* [To do]:
Tell how many lines contain the word "trao". Reply with the number only.

* [Supplied information]:
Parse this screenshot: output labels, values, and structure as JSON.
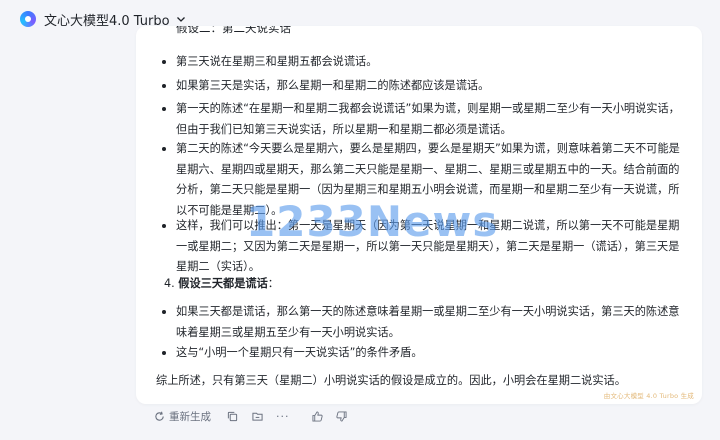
{
  "header": {
    "model_name": "文心大模型4.0 Turbo"
  },
  "message": {
    "cut_line": "假设二：第二天说实话",
    "bullets_a": [
      "第三天说在星期三和星期五都会说谎话。",
      "如果第三天是实话，那么星期一和星期二的陈述都应该是谎话。",
      "第一天的陈述“在星期一和星期二我都会说谎话”如果为谎，则星期一或星期二至少有一天小明说实话，但由于我们已知第三天说实话，所以星期一和星期二都必须是谎话。",
      "第二天的陈述“今天要么是星期六，要么是星期四，要么是星期天”如果为谎，则意味着第二天不可能是星期六、星期四或星期天，那么第二天只能是星期一、星期二、星期三或星期五中的一天。结合前面的分析，第二天只能是星期一（因为星期三和星期五小明会说谎，而星期一和星期二至少有一天说谎，所以不可能是星期二）。",
      "这样，我们可以推出：第一天是星期天（因为第一天说星期一和星期二说谎，所以第一天不可能是星期一或星期二；又因为第二天是星期一，所以第一天只能是星期天），第二天是星期一（谎话），第三天是星期二（实话）。"
    ],
    "case4_number": "4.",
    "case4_heading": "假设三天都是谎话",
    "case4_colon": "：",
    "bullets_b": [
      "如果三天都是谎话，那么第一天的陈述意味着星期一或星期二至少有一天小明说实话，第三天的陈述意味着星期三或星期五至少有一天小明说实话。",
      "这与“小明一个星期只有一天说实话”的条件矛盾。"
    ],
    "summary": "综上所述，只有第三天（星期二）小明说实话的假设是成立的。因此，小明会在星期二说实话。",
    "ai_mark": "由文心大模型 4.0 Turbo 生成"
  },
  "toolbar": {
    "regenerate_label": "重新生成",
    "more_label": "···"
  },
  "watermark": {
    "text": "1233News"
  },
  "icons": {
    "model_dropdown": "chevron-down-icon",
    "regenerate": "refresh-icon",
    "copy": "copy-icon",
    "save": "folder-icon",
    "more": "ellipsis-icon",
    "like": "thumbs-up-icon",
    "dislike": "thumbs-down-icon"
  }
}
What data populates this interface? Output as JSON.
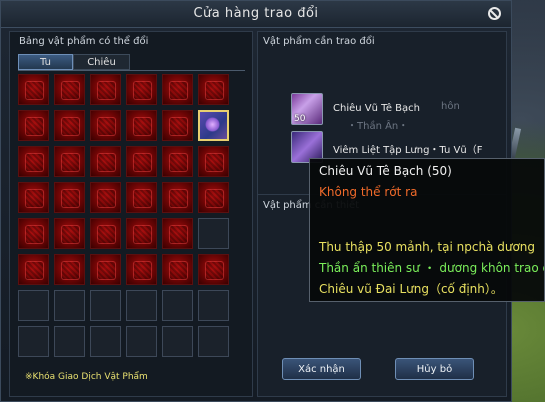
{
  "window": {
    "title": "Cửa hàng trao đổi"
  },
  "left_panel": {
    "header": "Bảng vật phẩm có thể đổi",
    "tabs": [
      "Tu",
      "Chiêu"
    ],
    "footer_note": "※Khóa Giao Dịch Vật Phẩm",
    "grid": {
      "columns": 6,
      "rows": 8,
      "slots": [
        "red",
        "red",
        "red",
        "red",
        "red",
        "red",
        "red",
        "red",
        "red",
        "red",
        "red",
        "selected",
        "red",
        "red",
        "red",
        "red",
        "red",
        "red",
        "red",
        "red",
        "red",
        "red",
        "red",
        "red",
        "red",
        "red",
        "red",
        "red",
        "red",
        "empty",
        "red",
        "red",
        "red",
        "red",
        "red",
        "red",
        "empty",
        "empty",
        "empty",
        "empty",
        "empty",
        "empty",
        "empty",
        "empty",
        "empty",
        "empty",
        "empty",
        "empty"
      ]
    }
  },
  "right_panel": {
    "header_top": "Vật phẩm cần trao đổi",
    "header_bottom": "Vật phẩm cần thiết",
    "items": [
      {
        "name": "Chiêu Vũ Tê Bạch",
        "quantity": "50",
        "icon": "feather-scroll-icon"
      },
      {
        "name": "Viêm Liệt Tập Lưng・Tu Vũ（F",
        "quantity": "",
        "icon": "armor-piece-icon"
      }
    ],
    "ghost_texts": [
      "hôn",
      "・Thần Ân・"
    ]
  },
  "buttons": {
    "confirm": "Xác nhận",
    "cancel": "Hủy bỏ"
  },
  "tooltip": {
    "title": "Chiêu Vũ Tê Bạch (50)",
    "warning": "Không thể rớt ra",
    "lines": [
      {
        "text": "Thu thập 50 mảnh, tại npchà dương",
        "color": "#e8e060"
      },
      {
        "text": "Thần ẩn thiên sư ・ dương khôn trao đổi",
        "color": "#7aee5a"
      },
      {
        "text": "Chiêu vũ Đai Lưng（cố định）。",
        "color": "#e8e060"
      }
    ]
  }
}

* [Written answer]:
3